** START **

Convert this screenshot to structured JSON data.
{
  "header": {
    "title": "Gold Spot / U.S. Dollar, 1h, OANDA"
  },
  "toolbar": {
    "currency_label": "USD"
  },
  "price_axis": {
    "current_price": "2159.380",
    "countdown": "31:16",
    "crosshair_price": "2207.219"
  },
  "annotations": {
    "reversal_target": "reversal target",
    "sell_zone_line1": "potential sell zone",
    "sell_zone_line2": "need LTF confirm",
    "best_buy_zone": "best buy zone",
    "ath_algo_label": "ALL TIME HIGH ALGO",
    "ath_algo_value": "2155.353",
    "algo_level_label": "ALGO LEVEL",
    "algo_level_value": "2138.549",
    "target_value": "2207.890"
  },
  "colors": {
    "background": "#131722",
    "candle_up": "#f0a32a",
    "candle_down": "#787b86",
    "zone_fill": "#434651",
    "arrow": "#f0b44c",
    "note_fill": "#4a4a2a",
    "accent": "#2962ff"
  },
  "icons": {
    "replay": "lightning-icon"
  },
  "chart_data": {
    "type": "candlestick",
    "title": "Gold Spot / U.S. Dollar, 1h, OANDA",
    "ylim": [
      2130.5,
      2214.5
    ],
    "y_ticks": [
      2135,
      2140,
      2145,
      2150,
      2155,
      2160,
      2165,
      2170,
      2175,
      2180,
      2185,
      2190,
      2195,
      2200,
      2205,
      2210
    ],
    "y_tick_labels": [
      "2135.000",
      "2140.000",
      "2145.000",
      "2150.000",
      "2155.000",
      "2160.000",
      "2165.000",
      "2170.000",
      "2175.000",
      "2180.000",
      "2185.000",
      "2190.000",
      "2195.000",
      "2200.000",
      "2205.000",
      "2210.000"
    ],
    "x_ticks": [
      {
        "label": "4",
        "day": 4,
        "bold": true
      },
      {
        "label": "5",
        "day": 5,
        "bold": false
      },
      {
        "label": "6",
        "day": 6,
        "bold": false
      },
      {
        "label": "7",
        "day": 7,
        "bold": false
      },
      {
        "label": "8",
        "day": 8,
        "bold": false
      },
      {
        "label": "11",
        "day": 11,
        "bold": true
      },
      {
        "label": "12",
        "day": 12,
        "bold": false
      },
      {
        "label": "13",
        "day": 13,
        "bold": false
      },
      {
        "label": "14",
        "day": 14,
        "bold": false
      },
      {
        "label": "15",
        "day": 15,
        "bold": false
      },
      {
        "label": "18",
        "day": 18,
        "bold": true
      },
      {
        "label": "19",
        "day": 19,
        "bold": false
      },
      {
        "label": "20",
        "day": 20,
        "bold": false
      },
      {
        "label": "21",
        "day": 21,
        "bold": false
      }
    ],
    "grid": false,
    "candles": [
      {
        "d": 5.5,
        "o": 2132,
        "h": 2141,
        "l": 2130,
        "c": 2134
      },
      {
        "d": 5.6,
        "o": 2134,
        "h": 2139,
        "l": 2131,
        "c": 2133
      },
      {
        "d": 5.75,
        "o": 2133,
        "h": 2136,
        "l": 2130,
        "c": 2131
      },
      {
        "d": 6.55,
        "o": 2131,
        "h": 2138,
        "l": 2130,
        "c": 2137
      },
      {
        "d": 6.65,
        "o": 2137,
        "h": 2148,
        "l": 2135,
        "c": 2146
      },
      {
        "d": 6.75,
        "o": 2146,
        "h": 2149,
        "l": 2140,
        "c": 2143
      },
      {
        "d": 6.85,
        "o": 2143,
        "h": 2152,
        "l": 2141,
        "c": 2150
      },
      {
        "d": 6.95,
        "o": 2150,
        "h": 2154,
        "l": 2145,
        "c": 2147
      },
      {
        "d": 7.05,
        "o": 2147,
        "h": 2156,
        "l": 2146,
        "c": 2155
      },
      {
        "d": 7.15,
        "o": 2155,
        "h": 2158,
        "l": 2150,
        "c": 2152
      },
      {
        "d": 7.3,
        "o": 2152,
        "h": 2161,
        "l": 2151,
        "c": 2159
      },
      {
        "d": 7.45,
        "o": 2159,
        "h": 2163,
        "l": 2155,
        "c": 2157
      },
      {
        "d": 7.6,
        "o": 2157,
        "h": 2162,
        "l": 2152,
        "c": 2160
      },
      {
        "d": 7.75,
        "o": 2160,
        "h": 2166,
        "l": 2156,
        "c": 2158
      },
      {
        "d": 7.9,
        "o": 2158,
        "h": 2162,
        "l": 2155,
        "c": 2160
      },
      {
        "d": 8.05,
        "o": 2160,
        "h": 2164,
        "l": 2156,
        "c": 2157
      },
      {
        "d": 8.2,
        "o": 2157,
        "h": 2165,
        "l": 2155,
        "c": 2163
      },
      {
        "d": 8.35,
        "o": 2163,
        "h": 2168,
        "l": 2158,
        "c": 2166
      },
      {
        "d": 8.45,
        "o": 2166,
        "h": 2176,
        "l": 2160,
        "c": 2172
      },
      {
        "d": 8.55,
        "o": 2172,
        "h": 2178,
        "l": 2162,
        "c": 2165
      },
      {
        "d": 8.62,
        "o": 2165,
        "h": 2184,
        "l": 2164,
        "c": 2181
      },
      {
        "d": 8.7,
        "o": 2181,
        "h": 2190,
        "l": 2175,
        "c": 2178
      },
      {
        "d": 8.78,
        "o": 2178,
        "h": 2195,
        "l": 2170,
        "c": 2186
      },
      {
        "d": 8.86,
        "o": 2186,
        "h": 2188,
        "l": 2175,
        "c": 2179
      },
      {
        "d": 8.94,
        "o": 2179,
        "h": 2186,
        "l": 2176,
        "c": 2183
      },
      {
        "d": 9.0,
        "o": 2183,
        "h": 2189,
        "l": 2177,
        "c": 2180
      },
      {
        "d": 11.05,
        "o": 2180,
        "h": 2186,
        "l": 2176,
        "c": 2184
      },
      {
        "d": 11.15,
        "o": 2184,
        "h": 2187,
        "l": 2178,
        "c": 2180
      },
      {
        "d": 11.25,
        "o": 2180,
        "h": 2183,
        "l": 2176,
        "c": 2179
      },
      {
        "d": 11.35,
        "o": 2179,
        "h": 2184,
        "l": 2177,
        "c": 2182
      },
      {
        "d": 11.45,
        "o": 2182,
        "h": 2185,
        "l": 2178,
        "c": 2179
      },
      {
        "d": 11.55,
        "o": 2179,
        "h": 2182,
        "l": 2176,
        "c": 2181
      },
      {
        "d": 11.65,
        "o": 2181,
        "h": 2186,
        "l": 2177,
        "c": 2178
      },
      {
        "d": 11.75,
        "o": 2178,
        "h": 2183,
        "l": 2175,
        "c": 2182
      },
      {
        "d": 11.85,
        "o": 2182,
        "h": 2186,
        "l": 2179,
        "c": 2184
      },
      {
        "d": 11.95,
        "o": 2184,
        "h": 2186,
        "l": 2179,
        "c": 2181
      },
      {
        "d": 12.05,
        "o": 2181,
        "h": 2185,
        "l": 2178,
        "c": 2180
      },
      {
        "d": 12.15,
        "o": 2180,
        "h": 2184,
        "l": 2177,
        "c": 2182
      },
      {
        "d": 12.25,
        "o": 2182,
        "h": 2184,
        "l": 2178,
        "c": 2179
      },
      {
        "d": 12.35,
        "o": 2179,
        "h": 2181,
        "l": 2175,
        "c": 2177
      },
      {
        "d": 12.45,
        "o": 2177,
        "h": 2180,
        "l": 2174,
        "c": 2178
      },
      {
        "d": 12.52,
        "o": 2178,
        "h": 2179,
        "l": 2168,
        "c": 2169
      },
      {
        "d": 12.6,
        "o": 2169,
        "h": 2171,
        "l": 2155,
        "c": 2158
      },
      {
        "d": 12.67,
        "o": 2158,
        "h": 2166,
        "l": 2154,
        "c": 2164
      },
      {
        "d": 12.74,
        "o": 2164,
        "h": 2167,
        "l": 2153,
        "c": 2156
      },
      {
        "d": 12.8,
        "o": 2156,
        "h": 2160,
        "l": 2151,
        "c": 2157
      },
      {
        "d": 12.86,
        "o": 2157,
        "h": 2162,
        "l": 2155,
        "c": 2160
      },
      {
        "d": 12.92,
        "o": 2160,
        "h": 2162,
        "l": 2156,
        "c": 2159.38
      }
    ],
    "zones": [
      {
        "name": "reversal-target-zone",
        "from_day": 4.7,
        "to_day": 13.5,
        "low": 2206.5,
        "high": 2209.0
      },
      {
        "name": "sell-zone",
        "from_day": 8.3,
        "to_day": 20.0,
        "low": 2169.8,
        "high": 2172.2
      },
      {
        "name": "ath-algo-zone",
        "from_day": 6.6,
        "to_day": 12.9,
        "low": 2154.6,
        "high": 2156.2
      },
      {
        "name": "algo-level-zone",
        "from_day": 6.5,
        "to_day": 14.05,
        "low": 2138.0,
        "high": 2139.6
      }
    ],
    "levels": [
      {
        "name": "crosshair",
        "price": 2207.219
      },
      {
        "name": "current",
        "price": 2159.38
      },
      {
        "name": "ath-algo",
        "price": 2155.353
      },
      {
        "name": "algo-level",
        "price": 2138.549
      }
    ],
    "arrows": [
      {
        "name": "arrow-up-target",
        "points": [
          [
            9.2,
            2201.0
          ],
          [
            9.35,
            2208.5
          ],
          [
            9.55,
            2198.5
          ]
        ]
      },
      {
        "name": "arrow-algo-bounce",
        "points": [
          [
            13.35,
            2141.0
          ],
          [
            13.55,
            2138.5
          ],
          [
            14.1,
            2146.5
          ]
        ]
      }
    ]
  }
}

** END **

§ **Description of the task**: Show every line from the listing above in which the string "Gold" appears.

§ **Output for this task**:
    "title": "Gold Spot / U.S. Dollar, 1h, OANDA"
    "title": "Gold Spot / U.S. Dollar, 1h, OANDA",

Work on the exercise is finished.